TASK INSTRUCTIONS => Give every entry again, word for word and in full.
○ ○ ○ ○
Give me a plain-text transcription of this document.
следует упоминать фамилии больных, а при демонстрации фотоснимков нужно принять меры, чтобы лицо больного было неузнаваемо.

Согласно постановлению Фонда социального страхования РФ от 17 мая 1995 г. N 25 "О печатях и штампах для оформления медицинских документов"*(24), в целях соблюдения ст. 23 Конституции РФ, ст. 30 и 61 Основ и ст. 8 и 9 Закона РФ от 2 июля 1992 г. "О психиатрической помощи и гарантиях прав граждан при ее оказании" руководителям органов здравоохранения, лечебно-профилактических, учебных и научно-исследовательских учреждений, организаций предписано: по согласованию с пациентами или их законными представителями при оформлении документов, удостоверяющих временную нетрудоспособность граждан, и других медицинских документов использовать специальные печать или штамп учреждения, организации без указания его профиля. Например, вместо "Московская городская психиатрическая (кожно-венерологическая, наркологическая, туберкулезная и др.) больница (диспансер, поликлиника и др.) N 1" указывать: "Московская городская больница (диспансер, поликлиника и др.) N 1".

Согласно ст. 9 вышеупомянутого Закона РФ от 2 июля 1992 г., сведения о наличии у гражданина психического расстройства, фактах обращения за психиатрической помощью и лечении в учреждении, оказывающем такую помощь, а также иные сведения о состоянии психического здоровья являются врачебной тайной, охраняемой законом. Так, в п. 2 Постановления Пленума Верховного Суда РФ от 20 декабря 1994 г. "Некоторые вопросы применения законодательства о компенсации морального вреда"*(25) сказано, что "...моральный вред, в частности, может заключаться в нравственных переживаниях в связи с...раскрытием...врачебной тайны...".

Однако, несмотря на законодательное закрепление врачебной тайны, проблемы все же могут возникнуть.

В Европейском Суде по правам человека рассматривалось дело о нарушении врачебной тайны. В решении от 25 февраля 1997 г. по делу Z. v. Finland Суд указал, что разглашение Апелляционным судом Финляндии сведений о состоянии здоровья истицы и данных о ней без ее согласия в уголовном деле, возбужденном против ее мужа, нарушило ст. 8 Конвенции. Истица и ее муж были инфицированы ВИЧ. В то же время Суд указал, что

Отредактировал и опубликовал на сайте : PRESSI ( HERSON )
○ ○ ○ ○
THE COMPLETED TASK =>
Give me a plain-text transcription of this document.
следует упоминать фамилии больных, а при демонстрации фотоснимков нужно принять меры, чтобы лицо больного было неузнаваемо.

Согласно постановлению Фонда социального страхования РФ от 17 мая 1995 г. N 25 "О печатях и штампах для оформления медицинских документов"*(24), в целях соблюдения ст. 23 Конституции РФ, ст. 30 и 61 Основ и ст. 8 и 9 Закона РФ от 2 июля 1992 г. "О психиатрической помощи и гарантиях прав граждан при ее оказании" руководителям органов здравоохранения, лечебно-профилактических, учебных и научно-исследовательских учреждений, организаций предписано: по согласованию с пациентами или их законными представителями при оформлении документов, удостоверяющих временную нетрудоспособность граждан, и других медицинских документов использовать специальные печать или штамп учреждения, организации без указания его профиля. Например, вместо "Московская городская психиатрическая (кожно-венерологическая, наркологическая, туберкулезная и др.) больница (диспансер, поликлиника и др.) N 1" указывать: "Московская городская больница (диспансер, поликлиника и др.) N 1".

Согласно ст. 9 вышеупомянутого Закона РФ от 2 июля 1992 г., сведения о наличии у гражданина психического расстройства, фактах обращения за психиатрической помощью и лечении в учреждении, оказывающем такую помощь, а также иные сведения о состоянии психического здоровья являются врачебной тайной, охраняемой законом. Так, в п. 2 Постановления Пленума Верховного Суда РФ от 20 декабря 1994 г. "Некоторые вопросы применения законодательства о компенсации морального вреда"*(25) сказано, что "...моральный вред, в частности, может заключаться в нравственных переживаниях в связи с...раскрытием...врачебной тайны...".

Однако, несмотря на законодательное закрепление врачебной тайны, проблемы все же могут возникнуть.

В Европейском Суде по правам человека рассматривалось дело о нарушении врачебной тайны. В решении от 25 февраля 1997 г. по делу Z. v. Finland Суд указал, что разглашение Апелляционным судом Финляндии сведений о состоянии здоровья истицы и данных о ней без ее согласия в уголовном деле, возбужденном против ее мужа, нарушило ст. 8 Конвенции. Истица и ее муж были инфицированы ВИЧ. В то же время Суд указал, что

Отредактировал и опубликовал на сайте : PRESSI ( HERSON )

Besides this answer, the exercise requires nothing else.